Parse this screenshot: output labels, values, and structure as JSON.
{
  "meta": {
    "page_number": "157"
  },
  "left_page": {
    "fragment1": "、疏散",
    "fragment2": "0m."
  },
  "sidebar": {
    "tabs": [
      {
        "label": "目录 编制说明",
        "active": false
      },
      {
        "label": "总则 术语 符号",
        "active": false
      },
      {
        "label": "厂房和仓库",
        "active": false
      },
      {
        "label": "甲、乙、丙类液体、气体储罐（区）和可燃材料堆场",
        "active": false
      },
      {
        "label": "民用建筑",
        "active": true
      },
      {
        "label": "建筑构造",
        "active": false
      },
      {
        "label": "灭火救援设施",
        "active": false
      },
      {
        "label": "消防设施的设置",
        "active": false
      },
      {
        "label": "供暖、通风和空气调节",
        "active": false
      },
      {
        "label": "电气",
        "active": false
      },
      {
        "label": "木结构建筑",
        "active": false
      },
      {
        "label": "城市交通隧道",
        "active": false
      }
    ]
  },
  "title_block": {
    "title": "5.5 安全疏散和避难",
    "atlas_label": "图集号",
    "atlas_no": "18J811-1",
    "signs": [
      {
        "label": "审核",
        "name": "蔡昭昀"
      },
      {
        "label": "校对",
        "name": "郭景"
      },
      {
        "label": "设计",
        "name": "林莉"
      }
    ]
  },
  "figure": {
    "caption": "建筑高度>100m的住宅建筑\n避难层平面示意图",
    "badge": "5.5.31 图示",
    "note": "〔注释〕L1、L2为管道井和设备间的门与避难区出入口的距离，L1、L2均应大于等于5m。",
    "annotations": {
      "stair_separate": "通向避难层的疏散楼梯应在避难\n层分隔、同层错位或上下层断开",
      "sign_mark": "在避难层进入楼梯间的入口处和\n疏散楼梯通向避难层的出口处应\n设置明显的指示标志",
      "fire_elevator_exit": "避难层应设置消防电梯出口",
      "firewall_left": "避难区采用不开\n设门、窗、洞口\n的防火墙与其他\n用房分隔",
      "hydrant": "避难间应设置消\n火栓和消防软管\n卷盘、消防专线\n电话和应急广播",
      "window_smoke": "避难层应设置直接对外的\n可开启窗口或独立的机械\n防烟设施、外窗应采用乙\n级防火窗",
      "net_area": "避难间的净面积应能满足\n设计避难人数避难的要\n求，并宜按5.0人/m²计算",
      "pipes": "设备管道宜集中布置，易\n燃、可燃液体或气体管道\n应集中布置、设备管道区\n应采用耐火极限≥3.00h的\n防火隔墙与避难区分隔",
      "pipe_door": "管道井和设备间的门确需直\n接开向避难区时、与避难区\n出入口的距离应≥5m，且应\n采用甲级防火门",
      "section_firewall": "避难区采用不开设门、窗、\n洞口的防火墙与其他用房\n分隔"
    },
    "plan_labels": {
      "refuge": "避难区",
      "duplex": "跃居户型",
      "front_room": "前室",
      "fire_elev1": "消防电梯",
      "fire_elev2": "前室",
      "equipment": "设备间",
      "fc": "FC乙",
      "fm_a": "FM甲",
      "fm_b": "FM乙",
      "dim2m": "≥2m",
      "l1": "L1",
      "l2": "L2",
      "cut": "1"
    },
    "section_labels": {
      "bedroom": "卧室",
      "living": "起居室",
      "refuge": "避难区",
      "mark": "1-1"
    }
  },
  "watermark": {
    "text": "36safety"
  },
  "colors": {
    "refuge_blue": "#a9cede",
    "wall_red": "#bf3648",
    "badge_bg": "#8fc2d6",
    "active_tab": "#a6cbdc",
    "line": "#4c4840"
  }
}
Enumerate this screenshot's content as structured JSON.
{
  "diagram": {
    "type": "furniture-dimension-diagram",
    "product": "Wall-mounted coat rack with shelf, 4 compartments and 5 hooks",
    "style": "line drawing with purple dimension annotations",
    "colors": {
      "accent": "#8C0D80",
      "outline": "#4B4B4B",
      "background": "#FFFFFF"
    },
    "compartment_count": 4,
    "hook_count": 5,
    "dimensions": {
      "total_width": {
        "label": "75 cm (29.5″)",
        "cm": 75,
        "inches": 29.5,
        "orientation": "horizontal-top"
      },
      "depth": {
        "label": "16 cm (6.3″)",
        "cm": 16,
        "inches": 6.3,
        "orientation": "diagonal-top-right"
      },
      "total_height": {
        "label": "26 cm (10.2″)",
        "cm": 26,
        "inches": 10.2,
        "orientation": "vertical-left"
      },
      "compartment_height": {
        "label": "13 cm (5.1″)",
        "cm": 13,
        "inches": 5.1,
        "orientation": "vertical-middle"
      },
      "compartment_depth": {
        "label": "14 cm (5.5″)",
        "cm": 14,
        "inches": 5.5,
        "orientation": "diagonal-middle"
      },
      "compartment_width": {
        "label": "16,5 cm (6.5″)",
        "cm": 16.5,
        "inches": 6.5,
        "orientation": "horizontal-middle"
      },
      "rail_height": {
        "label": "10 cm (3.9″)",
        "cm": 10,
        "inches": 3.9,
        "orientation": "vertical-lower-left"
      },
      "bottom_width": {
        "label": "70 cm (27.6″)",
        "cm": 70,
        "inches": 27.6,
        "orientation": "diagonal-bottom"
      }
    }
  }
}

........

- **Your instructions**
Scan the material above for the word "this". Copy each line where it occurs.

- **Task solution**
Parse this screenshot: output labels, values, and structure as JSON.
Enumerate this screenshot's content as structured JSON.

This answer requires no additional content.